PROVIDED RECORDS:
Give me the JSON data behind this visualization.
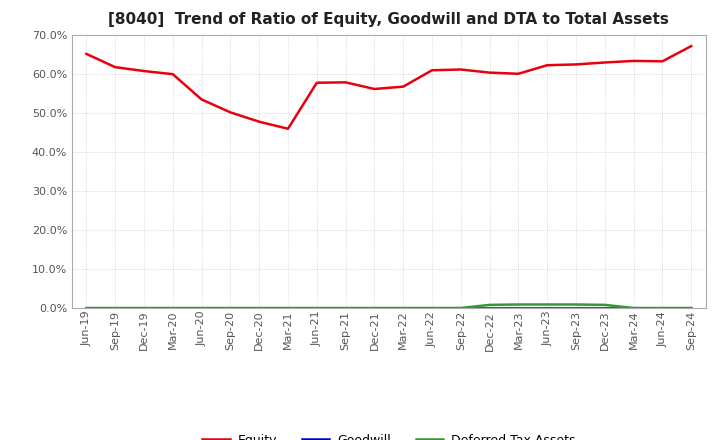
{
  "title": "[8040]  Trend of Ratio of Equity, Goodwill and DTA to Total Assets",
  "x_labels": [
    "Jun-19",
    "Sep-19",
    "Dec-19",
    "Mar-20",
    "Jun-20",
    "Sep-20",
    "Dec-20",
    "Mar-21",
    "Jun-21",
    "Sep-21",
    "Dec-21",
    "Mar-22",
    "Jun-22",
    "Sep-22",
    "Dec-22",
    "Mar-23",
    "Jun-23",
    "Sep-23",
    "Dec-23",
    "Mar-24",
    "Jun-24",
    "Sep-24"
  ],
  "equity": [
    0.652,
    0.618,
    0.608,
    0.6,
    0.535,
    0.502,
    0.478,
    0.46,
    0.578,
    0.579,
    0.562,
    0.568,
    0.61,
    0.612,
    0.604,
    0.601,
    0.623,
    0.625,
    0.63,
    0.634,
    0.633,
    0.672
  ],
  "goodwill": [
    0.0,
    0.0,
    0.0,
    0.0,
    0.0,
    0.0,
    0.0,
    0.0,
    0.0,
    0.0,
    0.0,
    0.0,
    0.0,
    0.0,
    0.0,
    0.0,
    0.0,
    0.0,
    0.0,
    0.0,
    0.0,
    0.0
  ],
  "dta": [
    0.0,
    0.0,
    0.0,
    0.0,
    0.0,
    0.0,
    0.0,
    0.0,
    0.0,
    0.0,
    0.0,
    0.0,
    0.0,
    0.0,
    0.008,
    0.009,
    0.009,
    0.009,
    0.008,
    0.0,
    0.0,
    0.0
  ],
  "equity_color": "#e8000d",
  "goodwill_color": "#0000cc",
  "dta_color": "#339933",
  "ylim": [
    0.0,
    0.7
  ],
  "yticks": [
    0.0,
    0.1,
    0.2,
    0.3,
    0.4,
    0.5,
    0.6,
    0.7
  ],
  "background_color": "#ffffff",
  "grid_color": "#bbbbbb",
  "title_fontsize": 11,
  "tick_fontsize": 8,
  "legend_fontsize": 9
}
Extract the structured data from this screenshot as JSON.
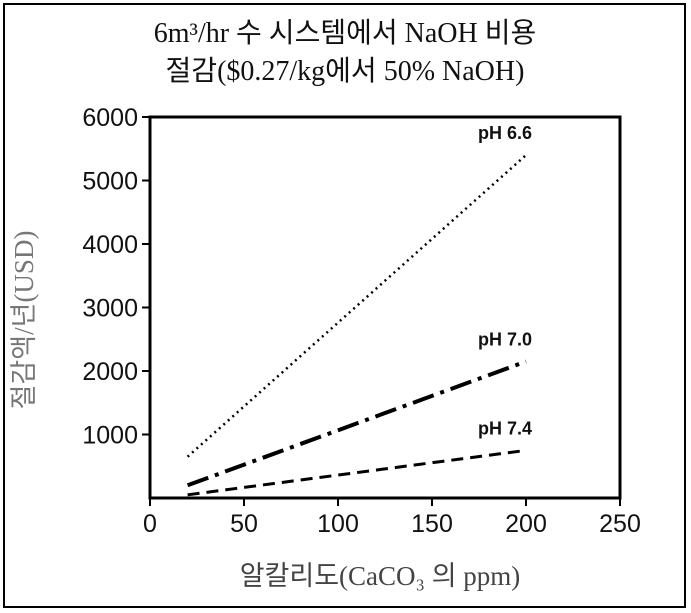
{
  "chart_data": {
    "type": "line",
    "title_line1": "6m³/hr 수 시스템에서 NaOH 비용",
    "title_line2": "절감($0.27/kg에서 50% NaOH)",
    "xlabel": "알칼리도(CaCO₃ 의 ppm)",
    "ylabel": "절감액/년(USD)",
    "xlim": [
      0,
      250
    ],
    "ylim": [
      0,
      6000
    ],
    "x_ticks": [
      0,
      50,
      100,
      150,
      200,
      250
    ],
    "y_ticks": [
      1000,
      2000,
      3000,
      4000,
      5000,
      6000
    ],
    "grid": false,
    "series": [
      {
        "name": "pH 6.6",
        "style": "dotted",
        "x": [
          20,
          200
        ],
        "y": [
          650,
          5400
        ]
      },
      {
        "name": "pH 7.0",
        "style": "dash-dot",
        "x": [
          20,
          200
        ],
        "y": [
          200,
          2150
        ]
      },
      {
        "name": "pH 7.4",
        "style": "dashed",
        "x": [
          20,
          200
        ],
        "y": [
          50,
          750
        ]
      }
    ]
  }
}
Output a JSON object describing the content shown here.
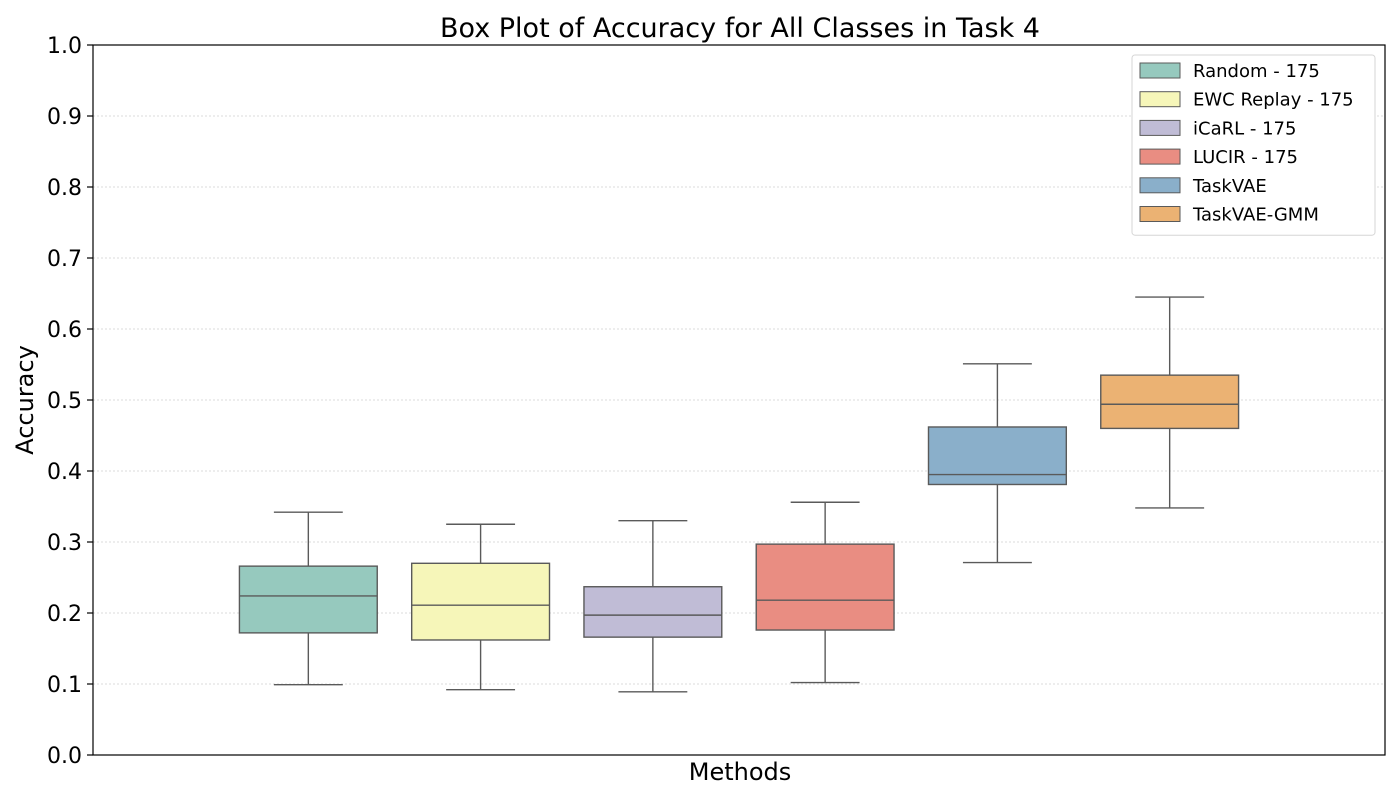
{
  "chart_data": {
    "type": "box",
    "title": "Box Plot of Accuracy for All Classes in Task 4",
    "xlabel": "Methods",
    "ylabel": "Accuracy",
    "ylim": [
      0.0,
      1.0
    ],
    "yticks": [
      0.0,
      0.1,
      0.2,
      0.3,
      0.4,
      0.5,
      0.6,
      0.7,
      0.8,
      0.9,
      1.0
    ],
    "ytick_labels": [
      "0.0",
      "0.1",
      "0.2",
      "0.3",
      "0.4",
      "0.5",
      "0.6",
      "0.7",
      "0.8",
      "0.9",
      "1.0"
    ],
    "grid": "y-dotted",
    "legend_position": "top-right",
    "series": [
      {
        "name": "Random - 175",
        "color": "#96c9be",
        "whisker_low": 0.099,
        "q1": 0.172,
        "median": 0.224,
        "q3": 0.266,
        "whisker_high": 0.342
      },
      {
        "name": "EWC Replay - 175",
        "color": "#f6f6b9",
        "whisker_low": 0.092,
        "q1": 0.162,
        "median": 0.211,
        "q3": 0.27,
        "whisker_high": 0.325
      },
      {
        "name": "iCaRL - 175",
        "color": "#c0bcd6",
        "whisker_low": 0.089,
        "q1": 0.166,
        "median": 0.197,
        "q3": 0.237,
        "whisker_high": 0.33
      },
      {
        "name": "LUCIR - 175",
        "color": "#e98d82",
        "whisker_low": 0.102,
        "q1": 0.176,
        "median": 0.218,
        "q3": 0.297,
        "whisker_high": 0.356
      },
      {
        "name": "TaskVAE",
        "color": "#8aafca",
        "whisker_low": 0.271,
        "q1": 0.381,
        "median": 0.395,
        "q3": 0.462,
        "whisker_high": 0.551
      },
      {
        "name": "TaskVAE-GMM",
        "color": "#ebb273",
        "whisker_low": 0.348,
        "q1": 0.46,
        "median": 0.494,
        "q3": 0.535,
        "whisker_high": 0.645
      }
    ]
  }
}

SET PROBLEM: Using the records above, copy every line that has the word "NaOH" in it.

FINAL RESULT:
    "title_line1": "6m³/hr 수 시스템에서 NaOH 비용",
    "title_line2": "절감($0.27/kg에서 50% NaOH)",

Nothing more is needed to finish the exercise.